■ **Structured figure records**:
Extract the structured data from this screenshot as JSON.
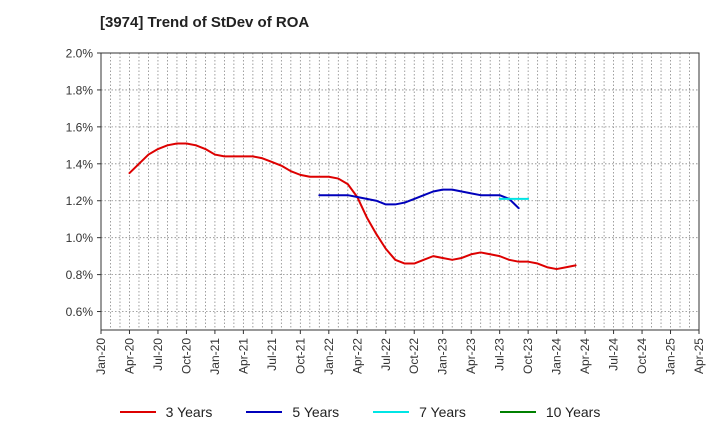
{
  "chart_data": {
    "type": "line",
    "title": "[3974]  Trend of StDev of ROA",
    "xlabel": "",
    "ylabel": "",
    "x_ticks": [
      "Jan-20",
      "Apr-20",
      "Jul-20",
      "Oct-20",
      "Jan-21",
      "Apr-21",
      "Jul-21",
      "Oct-21",
      "Jan-22",
      "Apr-22",
      "Jul-22",
      "Oct-22",
      "Jan-23",
      "Apr-23",
      "Jul-23",
      "Oct-23",
      "Jan-24",
      "Apr-24",
      "Jul-24",
      "Oct-24",
      "Jan-25",
      "Apr-25"
    ],
    "y_ticks": [
      "0.6%",
      "0.8%",
      "1.0%",
      "1.2%",
      "1.4%",
      "1.6%",
      "1.8%",
      "2.0%"
    ],
    "ylim": [
      0.5,
      2.0
    ],
    "grid": true,
    "legend_position": "bottom",
    "series": [
      {
        "name": "3 Years",
        "color": "#dd0000",
        "start_index": 3,
        "values": [
          1.35,
          1.4,
          1.45,
          1.48,
          1.5,
          1.51,
          1.51,
          1.5,
          1.48,
          1.45,
          1.44,
          1.44,
          1.44,
          1.44,
          1.43,
          1.41,
          1.39,
          1.36,
          1.34,
          1.33,
          1.33,
          1.33,
          1.32,
          1.29,
          1.22,
          1.11,
          1.02,
          0.94,
          0.88,
          0.86,
          0.86,
          0.88,
          0.9,
          0.89,
          0.88,
          0.89,
          0.91,
          0.92,
          0.91,
          0.9,
          0.88,
          0.87,
          0.87,
          0.86,
          0.84,
          0.83,
          0.84,
          0.85
        ]
      },
      {
        "name": "5 Years",
        "color": "#0000bb",
        "start_index": 23,
        "values": [
          1.23,
          1.23,
          1.23,
          1.23,
          1.22,
          1.21,
          1.2,
          1.18,
          1.18,
          1.19,
          1.21,
          1.23,
          1.25,
          1.26,
          1.26,
          1.25,
          1.24,
          1.23,
          1.23,
          1.23,
          1.21,
          1.16
        ]
      },
      {
        "name": "7 Years",
        "color": "#00e5e5",
        "start_index": 42,
        "values": [
          1.21,
          1.21,
          1.21,
          1.21
        ]
      },
      {
        "name": "10 Years",
        "color": "#008000",
        "start_index": 0,
        "values": []
      }
    ]
  }
}
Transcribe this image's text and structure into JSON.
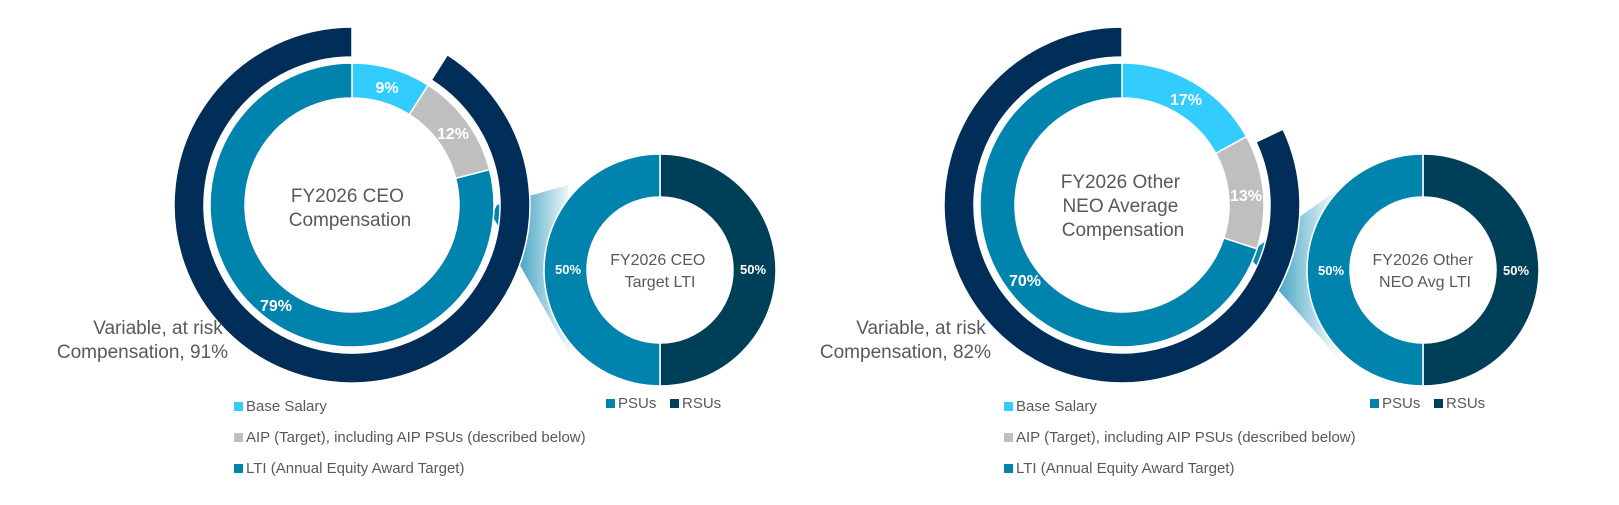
{
  "colors": {
    "base_salary": "#33ccff",
    "aip": "#bfbfbf",
    "lti": "#0083ad",
    "variable_at_risk": "#002e58",
    "psus": "#0083ad",
    "rsus": "#003f58",
    "text": "#595959"
  },
  "chart_data": [
    {
      "type": "pie",
      "subtype": "donut",
      "title": "FY2026 CEO Compensation",
      "title_lines": [
        "FY2026 CEO",
        "Compensation"
      ],
      "categories": [
        "Base Salary",
        "AIP (Target), including AIP PSUs (described below)",
        "LTI (Annual Equity Award Target)"
      ],
      "values": [
        9,
        12,
        79
      ],
      "value_labels": [
        "9%",
        "12%",
        "79%"
      ],
      "outer_ring": {
        "label_lines": [
          "Variable, at risk",
          "Compensation, 91%"
        ],
        "value": 91
      },
      "legend_position": "bottom"
    },
    {
      "type": "pie",
      "subtype": "donut",
      "title": "FY2026 CEO Target LTI",
      "title_lines": [
        "FY2026 CEO",
        "Target LTI"
      ],
      "categories": [
        "PSUs",
        "RSUs"
      ],
      "values": [
        50,
        50
      ],
      "value_labels": [
        "50%",
        "50%"
      ],
      "legend_position": "bottom"
    },
    {
      "type": "pie",
      "subtype": "donut",
      "title": "FY2026 Other NEO Average Compensation",
      "title_lines": [
        "FY2026 Other",
        "NEO Average",
        "Compensation"
      ],
      "categories": [
        "Base Salary",
        "AIP (Target), including AIP PSUs (described below)",
        "LTI (Annual Equity Award Target)"
      ],
      "values": [
        17,
        13,
        70
      ],
      "value_labels": [
        "17%",
        "13%",
        "70%"
      ],
      "outer_ring": {
        "label_lines": [
          "Variable, at risk",
          "Compensation, 82%"
        ],
        "value": 82
      },
      "legend_position": "bottom"
    },
    {
      "type": "pie",
      "subtype": "donut",
      "title": "FY2026 Other NEO Avg LTI",
      "title_lines": [
        "FY2026 Other",
        "NEO Avg LTI"
      ],
      "categories": [
        "PSUs",
        "RSUs"
      ],
      "values": [
        50,
        50
      ],
      "value_labels": [
        "50%",
        "50%"
      ],
      "legend_position": "bottom"
    }
  ]
}
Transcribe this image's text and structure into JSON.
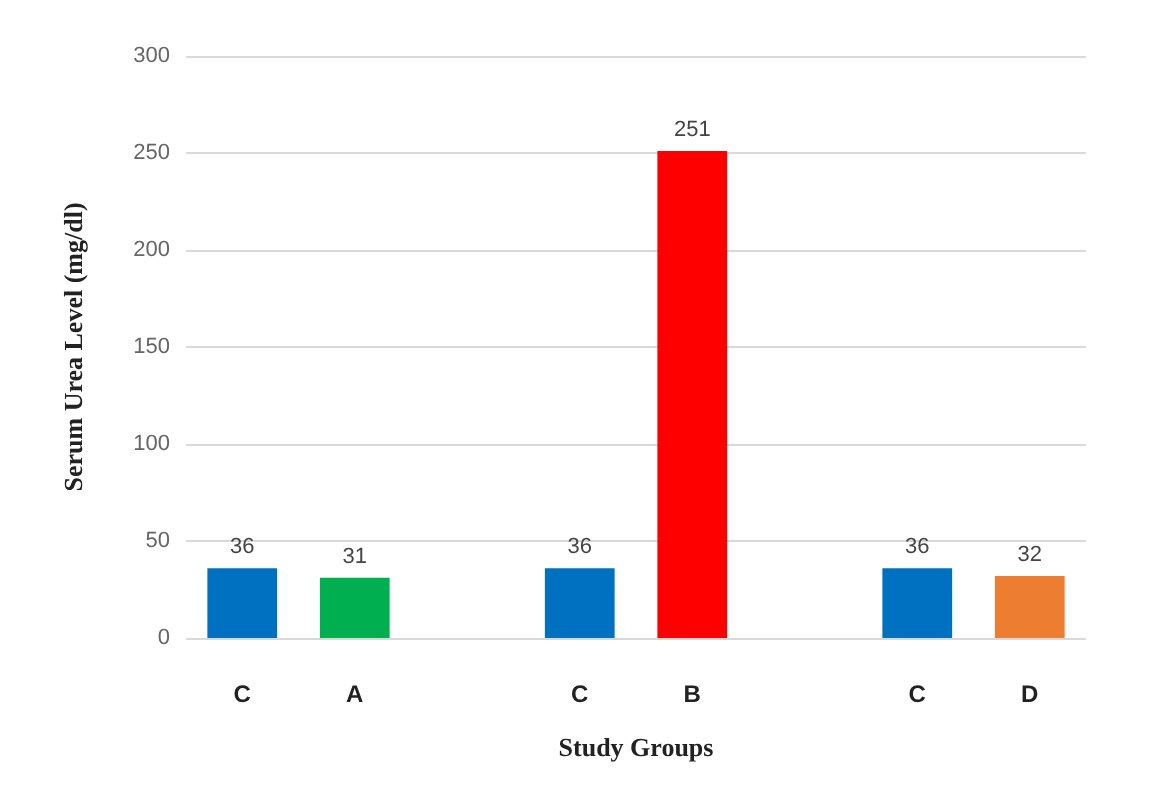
{
  "chart_data": {
    "type": "bar",
    "xlabel": "Study Groups",
    "ylabel": "Serum Urea Level (mg/dl)",
    "categories": [
      "C",
      "A",
      null,
      "C",
      "B",
      null,
      "C",
      "D"
    ],
    "values": [
      36,
      31,
      null,
      36,
      251,
      null,
      36,
      32
    ],
    "colors": [
      "#0070c0",
      "#00b050",
      null,
      "#0070c0",
      "#ff0000",
      null,
      "#0070c0",
      "#ed7d31"
    ],
    "ylim": [
      0,
      300
    ],
    "yticks": [
      0,
      50,
      100,
      150,
      200,
      250,
      300
    ],
    "grid": "y",
    "data_labels": true
  }
}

■ **Goal**:
Without the pictures, print the whole listing exactly as given.

■ **Response to the exercise**:
Extract the structured data from this screenshot as JSON.
{
  "chart_data": {
    "type": "line",
    "title": "[3974]  Trend of StDev of ROA",
    "xlabel": "",
    "ylabel": "",
    "x_ticks": [
      "Jan-20",
      "Apr-20",
      "Jul-20",
      "Oct-20",
      "Jan-21",
      "Apr-21",
      "Jul-21",
      "Oct-21",
      "Jan-22",
      "Apr-22",
      "Jul-22",
      "Oct-22",
      "Jan-23",
      "Apr-23",
      "Jul-23",
      "Oct-23",
      "Jan-24",
      "Apr-24",
      "Jul-24",
      "Oct-24",
      "Jan-25",
      "Apr-25"
    ],
    "y_ticks": [
      "0.6%",
      "0.8%",
      "1.0%",
      "1.2%",
      "1.4%",
      "1.6%",
      "1.8%",
      "2.0%"
    ],
    "ylim": [
      0.5,
      2.0
    ],
    "grid": true,
    "legend_position": "bottom",
    "series": [
      {
        "name": "3 Years",
        "color": "#dd0000",
        "start_index": 3,
        "values": [
          1.35,
          1.4,
          1.45,
          1.48,
          1.5,
          1.51,
          1.51,
          1.5,
          1.48,
          1.45,
          1.44,
          1.44,
          1.44,
          1.44,
          1.43,
          1.41,
          1.39,
          1.36,
          1.34,
          1.33,
          1.33,
          1.33,
          1.32,
          1.29,
          1.22,
          1.11,
          1.02,
          0.94,
          0.88,
          0.86,
          0.86,
          0.88,
          0.9,
          0.89,
          0.88,
          0.89,
          0.91,
          0.92,
          0.91,
          0.9,
          0.88,
          0.87,
          0.87,
          0.86,
          0.84,
          0.83,
          0.84,
          0.85
        ]
      },
      {
        "name": "5 Years",
        "color": "#0000bb",
        "start_index": 23,
        "values": [
          1.23,
          1.23,
          1.23,
          1.23,
          1.22,
          1.21,
          1.2,
          1.18,
          1.18,
          1.19,
          1.21,
          1.23,
          1.25,
          1.26,
          1.26,
          1.25,
          1.24,
          1.23,
          1.23,
          1.23,
          1.21,
          1.16
        ]
      },
      {
        "name": "7 Years",
        "color": "#00e5e5",
        "start_index": 42,
        "values": [
          1.21,
          1.21,
          1.21,
          1.21
        ]
      },
      {
        "name": "10 Years",
        "color": "#008000",
        "start_index": 0,
        "values": []
      }
    ]
  }
}
Transcribe this image's text and structure into JSON.
{
  "colors": {
    "base_salary": "#33ccff",
    "aip": "#bfbfbf",
    "lti": "#0083ad",
    "variable_at_risk": "#002e58",
    "psus": "#0083ad",
    "rsus": "#003f58",
    "text": "#595959"
  },
  "chart_data": [
    {
      "type": "pie",
      "subtype": "donut",
      "title": "FY2026 CEO Compensation",
      "title_lines": [
        "FY2026 CEO",
        "Compensation"
      ],
      "categories": [
        "Base Salary",
        "AIP (Target), including AIP PSUs (described below)",
        "LTI (Annual Equity Award Target)"
      ],
      "values": [
        9,
        12,
        79
      ],
      "value_labels": [
        "9%",
        "12%",
        "79%"
      ],
      "outer_ring": {
        "label_lines": [
          "Variable, at risk",
          "Compensation, 91%"
        ],
        "value": 91
      },
      "legend_position": "bottom"
    },
    {
      "type": "pie",
      "subtype": "donut",
      "title": "FY2026 CEO Target LTI",
      "title_lines": [
        "FY2026 CEO",
        "Target LTI"
      ],
      "categories": [
        "PSUs",
        "RSUs"
      ],
      "values": [
        50,
        50
      ],
      "value_labels": [
        "50%",
        "50%"
      ],
      "legend_position": "bottom"
    },
    {
      "type": "pie",
      "subtype": "donut",
      "title": "FY2026 Other NEO Average Compensation",
      "title_lines": [
        "FY2026 Other",
        "NEO Average",
        "Compensation"
      ],
      "categories": [
        "Base Salary",
        "AIP (Target), including AIP PSUs (described below)",
        "LTI (Annual Equity Award Target)"
      ],
      "values": [
        17,
        13,
        70
      ],
      "value_labels": [
        "17%",
        "13%",
        "70%"
      ],
      "outer_ring": {
        "label_lines": [
          "Variable, at risk",
          "Compensation, 82%"
        ],
        "value": 82
      },
      "legend_position": "bottom"
    },
    {
      "type": "pie",
      "subtype": "donut",
      "title": "FY2026 Other NEO Avg LTI",
      "title_lines": [
        "FY2026 Other",
        "NEO Avg LTI"
      ],
      "categories": [
        "PSUs",
        "RSUs"
      ],
      "values": [
        50,
        50
      ],
      "value_labels": [
        "50%",
        "50%"
      ],
      "legend_position": "bottom"
    }
  ]
}
Transcribe this image's text and structure into JSON.
{
  "chart_data": {
    "type": "bar",
    "xlabel": "Study Groups",
    "ylabel": "Serum Urea Level (mg/dl)",
    "categories": [
      "C",
      "A",
      null,
      "C",
      "B",
      null,
      "C",
      "D"
    ],
    "values": [
      36,
      31,
      null,
      36,
      251,
      null,
      36,
      32
    ],
    "colors": [
      "#0070c0",
      "#00b050",
      null,
      "#0070c0",
      "#ff0000",
      null,
      "#0070c0",
      "#ed7d31"
    ],
    "ylim": [
      0,
      300
    ],
    "yticks": [
      0,
      50,
      100,
      150,
      200,
      250,
      300
    ],
    "grid": "y",
    "data_labels": true
  }
}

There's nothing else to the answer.